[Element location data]

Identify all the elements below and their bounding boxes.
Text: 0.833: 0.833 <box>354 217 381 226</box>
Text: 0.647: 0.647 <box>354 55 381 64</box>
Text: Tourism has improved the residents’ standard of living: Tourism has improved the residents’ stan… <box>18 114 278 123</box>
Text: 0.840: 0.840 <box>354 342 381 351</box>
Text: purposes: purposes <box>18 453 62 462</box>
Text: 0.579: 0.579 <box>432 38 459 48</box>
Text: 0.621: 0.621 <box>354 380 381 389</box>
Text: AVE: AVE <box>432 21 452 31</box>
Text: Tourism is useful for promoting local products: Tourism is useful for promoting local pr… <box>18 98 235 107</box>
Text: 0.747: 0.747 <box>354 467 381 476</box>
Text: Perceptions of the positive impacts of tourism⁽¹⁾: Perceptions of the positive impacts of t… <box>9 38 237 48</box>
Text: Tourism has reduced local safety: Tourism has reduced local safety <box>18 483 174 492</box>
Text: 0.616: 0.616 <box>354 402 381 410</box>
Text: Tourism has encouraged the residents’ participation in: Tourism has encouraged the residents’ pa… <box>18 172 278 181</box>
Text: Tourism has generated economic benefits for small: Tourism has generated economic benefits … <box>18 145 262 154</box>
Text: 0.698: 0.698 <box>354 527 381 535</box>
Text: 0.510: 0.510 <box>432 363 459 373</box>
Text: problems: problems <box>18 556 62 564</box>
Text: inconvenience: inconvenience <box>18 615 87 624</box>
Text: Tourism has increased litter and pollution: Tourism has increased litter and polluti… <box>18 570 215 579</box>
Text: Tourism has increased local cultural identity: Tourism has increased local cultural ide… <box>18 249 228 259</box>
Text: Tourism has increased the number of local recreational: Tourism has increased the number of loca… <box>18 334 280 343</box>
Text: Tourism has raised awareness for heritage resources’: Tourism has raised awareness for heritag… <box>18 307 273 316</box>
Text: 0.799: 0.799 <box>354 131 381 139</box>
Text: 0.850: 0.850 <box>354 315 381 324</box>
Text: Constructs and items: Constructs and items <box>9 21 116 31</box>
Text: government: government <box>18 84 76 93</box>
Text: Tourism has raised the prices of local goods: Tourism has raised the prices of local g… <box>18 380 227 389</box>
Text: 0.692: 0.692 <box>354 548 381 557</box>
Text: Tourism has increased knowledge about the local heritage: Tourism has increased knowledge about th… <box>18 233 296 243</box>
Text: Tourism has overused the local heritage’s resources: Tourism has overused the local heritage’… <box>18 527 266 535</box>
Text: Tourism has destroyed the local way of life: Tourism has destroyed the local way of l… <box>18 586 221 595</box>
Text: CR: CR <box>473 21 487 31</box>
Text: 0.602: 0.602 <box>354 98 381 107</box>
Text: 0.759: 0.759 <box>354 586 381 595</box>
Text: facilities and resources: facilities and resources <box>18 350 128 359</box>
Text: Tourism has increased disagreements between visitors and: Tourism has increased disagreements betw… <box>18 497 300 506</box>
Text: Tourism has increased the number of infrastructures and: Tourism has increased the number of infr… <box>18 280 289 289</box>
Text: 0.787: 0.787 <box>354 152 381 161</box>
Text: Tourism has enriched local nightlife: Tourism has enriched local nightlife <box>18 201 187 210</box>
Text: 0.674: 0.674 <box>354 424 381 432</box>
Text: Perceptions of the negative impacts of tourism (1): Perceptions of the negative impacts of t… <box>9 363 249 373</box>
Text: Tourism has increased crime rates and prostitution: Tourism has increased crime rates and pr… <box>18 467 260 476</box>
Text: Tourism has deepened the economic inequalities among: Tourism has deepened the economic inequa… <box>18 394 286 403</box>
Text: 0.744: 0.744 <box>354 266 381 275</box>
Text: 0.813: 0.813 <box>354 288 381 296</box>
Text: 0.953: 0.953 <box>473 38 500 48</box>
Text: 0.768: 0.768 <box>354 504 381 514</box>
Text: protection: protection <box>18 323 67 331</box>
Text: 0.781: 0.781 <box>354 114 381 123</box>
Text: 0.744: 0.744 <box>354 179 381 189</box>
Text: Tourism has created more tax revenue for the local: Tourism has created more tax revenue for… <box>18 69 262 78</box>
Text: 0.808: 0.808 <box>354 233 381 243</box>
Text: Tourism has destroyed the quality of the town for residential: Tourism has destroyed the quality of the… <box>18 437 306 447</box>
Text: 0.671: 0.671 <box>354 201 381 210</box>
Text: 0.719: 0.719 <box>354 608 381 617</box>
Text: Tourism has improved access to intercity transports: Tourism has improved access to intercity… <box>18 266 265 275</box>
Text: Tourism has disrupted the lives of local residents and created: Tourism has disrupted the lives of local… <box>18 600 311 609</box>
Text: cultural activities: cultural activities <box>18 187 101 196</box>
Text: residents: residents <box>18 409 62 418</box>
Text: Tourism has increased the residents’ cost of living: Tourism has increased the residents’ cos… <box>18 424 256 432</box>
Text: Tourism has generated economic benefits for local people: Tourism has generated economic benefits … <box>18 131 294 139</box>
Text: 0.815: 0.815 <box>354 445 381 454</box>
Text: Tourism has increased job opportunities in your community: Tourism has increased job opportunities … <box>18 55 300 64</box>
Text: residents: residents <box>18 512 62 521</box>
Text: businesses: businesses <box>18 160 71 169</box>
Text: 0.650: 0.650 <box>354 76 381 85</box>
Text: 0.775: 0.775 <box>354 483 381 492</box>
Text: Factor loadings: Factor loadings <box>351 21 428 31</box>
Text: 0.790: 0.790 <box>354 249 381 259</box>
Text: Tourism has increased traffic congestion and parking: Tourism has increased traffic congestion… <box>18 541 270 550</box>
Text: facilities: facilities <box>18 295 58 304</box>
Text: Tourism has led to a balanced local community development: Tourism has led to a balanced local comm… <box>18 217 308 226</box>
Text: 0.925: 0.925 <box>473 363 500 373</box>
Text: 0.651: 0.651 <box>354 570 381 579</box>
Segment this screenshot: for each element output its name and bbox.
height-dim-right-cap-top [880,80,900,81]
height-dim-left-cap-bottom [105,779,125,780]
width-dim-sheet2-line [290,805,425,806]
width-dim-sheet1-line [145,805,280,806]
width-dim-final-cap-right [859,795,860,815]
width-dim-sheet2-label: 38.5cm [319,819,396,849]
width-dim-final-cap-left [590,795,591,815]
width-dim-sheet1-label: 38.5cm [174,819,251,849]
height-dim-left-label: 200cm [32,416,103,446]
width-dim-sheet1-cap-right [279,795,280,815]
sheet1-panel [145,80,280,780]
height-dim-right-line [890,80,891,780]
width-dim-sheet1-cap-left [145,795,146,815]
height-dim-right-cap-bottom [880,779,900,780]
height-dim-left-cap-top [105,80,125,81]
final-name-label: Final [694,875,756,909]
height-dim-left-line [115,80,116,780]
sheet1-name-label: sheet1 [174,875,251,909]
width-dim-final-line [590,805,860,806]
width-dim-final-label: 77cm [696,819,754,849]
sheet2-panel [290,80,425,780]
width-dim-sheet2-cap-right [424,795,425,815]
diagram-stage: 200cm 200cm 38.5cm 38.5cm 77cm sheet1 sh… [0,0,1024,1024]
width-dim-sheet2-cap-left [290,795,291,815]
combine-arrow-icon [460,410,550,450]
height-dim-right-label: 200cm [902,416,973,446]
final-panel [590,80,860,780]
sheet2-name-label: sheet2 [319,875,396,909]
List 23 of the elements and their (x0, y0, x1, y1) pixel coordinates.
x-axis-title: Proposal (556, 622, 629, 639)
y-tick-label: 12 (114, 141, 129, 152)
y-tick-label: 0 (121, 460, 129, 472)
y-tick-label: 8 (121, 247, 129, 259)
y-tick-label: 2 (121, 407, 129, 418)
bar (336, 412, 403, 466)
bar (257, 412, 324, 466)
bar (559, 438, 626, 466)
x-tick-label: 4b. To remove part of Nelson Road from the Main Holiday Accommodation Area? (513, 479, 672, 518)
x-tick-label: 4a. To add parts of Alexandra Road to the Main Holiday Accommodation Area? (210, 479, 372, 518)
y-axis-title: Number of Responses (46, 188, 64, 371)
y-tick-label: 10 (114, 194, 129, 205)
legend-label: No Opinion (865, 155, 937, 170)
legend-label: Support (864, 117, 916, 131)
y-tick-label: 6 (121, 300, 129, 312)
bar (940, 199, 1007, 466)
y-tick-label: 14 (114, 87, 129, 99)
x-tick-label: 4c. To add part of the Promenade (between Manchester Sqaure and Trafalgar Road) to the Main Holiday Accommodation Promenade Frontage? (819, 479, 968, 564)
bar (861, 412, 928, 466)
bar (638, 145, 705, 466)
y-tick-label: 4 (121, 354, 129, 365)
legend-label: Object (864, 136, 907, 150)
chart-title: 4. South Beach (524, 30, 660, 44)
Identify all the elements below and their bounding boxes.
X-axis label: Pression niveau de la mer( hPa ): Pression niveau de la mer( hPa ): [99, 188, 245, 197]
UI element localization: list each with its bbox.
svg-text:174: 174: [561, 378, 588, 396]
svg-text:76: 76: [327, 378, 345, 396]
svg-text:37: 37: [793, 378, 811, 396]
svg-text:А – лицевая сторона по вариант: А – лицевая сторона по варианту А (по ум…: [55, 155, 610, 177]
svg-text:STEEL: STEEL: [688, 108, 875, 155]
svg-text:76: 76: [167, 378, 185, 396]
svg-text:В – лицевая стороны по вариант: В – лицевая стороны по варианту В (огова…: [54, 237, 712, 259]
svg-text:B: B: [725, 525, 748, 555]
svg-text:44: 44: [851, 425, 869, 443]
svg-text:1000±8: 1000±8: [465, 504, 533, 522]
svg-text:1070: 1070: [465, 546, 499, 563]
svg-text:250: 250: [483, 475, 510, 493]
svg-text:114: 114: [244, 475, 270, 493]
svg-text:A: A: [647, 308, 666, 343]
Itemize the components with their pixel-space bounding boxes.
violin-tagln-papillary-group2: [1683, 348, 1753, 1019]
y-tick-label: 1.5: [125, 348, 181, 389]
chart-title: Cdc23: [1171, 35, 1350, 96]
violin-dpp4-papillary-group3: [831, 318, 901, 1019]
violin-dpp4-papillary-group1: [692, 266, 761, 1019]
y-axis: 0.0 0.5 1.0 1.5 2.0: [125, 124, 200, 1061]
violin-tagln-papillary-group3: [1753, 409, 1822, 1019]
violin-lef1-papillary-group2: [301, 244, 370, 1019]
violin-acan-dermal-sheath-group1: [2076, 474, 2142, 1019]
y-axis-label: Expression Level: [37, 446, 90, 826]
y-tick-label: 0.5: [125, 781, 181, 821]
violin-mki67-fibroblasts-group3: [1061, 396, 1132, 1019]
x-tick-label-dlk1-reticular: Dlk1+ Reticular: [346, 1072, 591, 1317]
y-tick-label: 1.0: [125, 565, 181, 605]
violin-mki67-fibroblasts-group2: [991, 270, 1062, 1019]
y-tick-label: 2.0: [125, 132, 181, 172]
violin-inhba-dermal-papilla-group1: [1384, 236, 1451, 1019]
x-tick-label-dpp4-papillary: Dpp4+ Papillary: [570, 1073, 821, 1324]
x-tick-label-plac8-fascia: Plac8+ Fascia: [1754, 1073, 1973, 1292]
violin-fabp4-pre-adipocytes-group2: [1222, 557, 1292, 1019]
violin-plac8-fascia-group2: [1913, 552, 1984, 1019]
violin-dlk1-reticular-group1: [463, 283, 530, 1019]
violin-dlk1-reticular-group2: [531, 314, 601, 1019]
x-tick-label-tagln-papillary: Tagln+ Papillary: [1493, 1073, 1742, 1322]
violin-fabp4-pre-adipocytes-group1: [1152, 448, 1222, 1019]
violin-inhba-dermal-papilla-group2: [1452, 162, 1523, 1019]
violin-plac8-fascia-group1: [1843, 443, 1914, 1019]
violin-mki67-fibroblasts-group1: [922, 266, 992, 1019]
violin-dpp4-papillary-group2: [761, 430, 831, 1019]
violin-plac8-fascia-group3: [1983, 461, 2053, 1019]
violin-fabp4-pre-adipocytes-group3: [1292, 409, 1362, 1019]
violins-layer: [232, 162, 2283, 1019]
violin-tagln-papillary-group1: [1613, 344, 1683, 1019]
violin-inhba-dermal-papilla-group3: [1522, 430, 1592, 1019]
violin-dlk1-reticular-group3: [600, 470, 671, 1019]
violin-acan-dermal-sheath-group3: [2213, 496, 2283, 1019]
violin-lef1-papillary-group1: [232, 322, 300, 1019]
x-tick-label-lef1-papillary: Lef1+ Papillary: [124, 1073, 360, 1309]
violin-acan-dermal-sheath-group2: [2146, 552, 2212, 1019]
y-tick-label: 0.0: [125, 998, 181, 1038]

◆ Problem requirements
Convert the lines from the start of the material through the line containing "Text: 0.647: 0.647 <box>354 55 381 64</box>", inclusive, into a JSON list of strings with one string per line, leaving out any blank lines.

◆ Written response
[
  "Identify all the elements below and their bounding boxes.",
  "Text: 0.833: 0.833 <box>354 217 381 226</box>",
  "Text: 0.647: 0.647 <box>354 55 381 64</box>"
]